STATED EXERCISE> In the material below, find each line holding the string "those" and copy it.

MATERIAL FOR THE TASK>

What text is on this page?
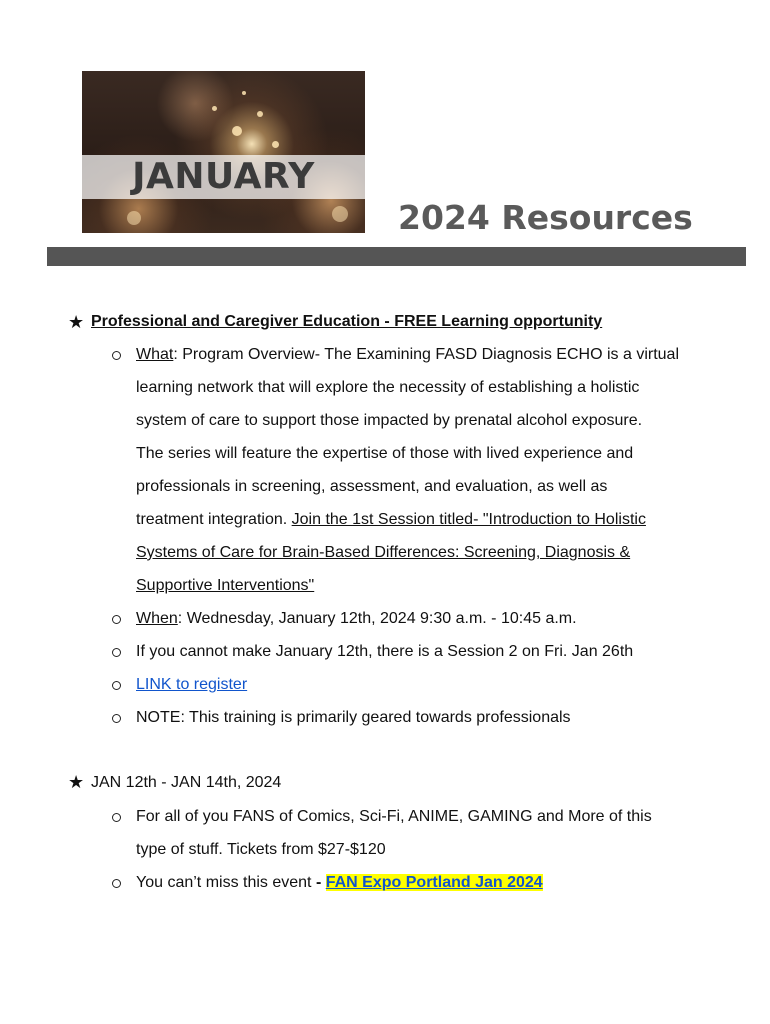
JANUARY
2024 Resources
★ Professional and Caregiver Education - FREE Learning opportunity
What: Program Overview- The Examining FASD Diagnosis ECHO is a virtual
learning network that will explore the necessity of establishing a holistic
system of care to support those impacted by prenatal alcohol exposure.
The series will feature the expertise of those with lived experience and
professionals in screening, assessment, and evaluation, as well as
treatment integration. Join the 1st Session titled- "Introduction to Holistic
Systems of Care for Brain-Based Differences: Screening, Diagnosis &
Supportive Interventions"
When: Wednesday, January 12th, 2024 9:30 a.m. - 10:45 a.m.
If you cannot make January 12th, there is a Session 2 on Fri. Jan 26th
LINK to register
NOTE: This training is primarily geared towards professionals
★ JAN 12th - JAN 14th, 2024
For all of you FANS of Comics, Sci-Fi, ANIME, GAMING and More of this
type of stuff. Tickets from $27-$120
You can’t miss this event - FAN Expo Portland Jan 2024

FINAL RESULT>
system of care to support those impacted by prenatal alcohol exposure.
The series will feature the expertise of those with lived experience and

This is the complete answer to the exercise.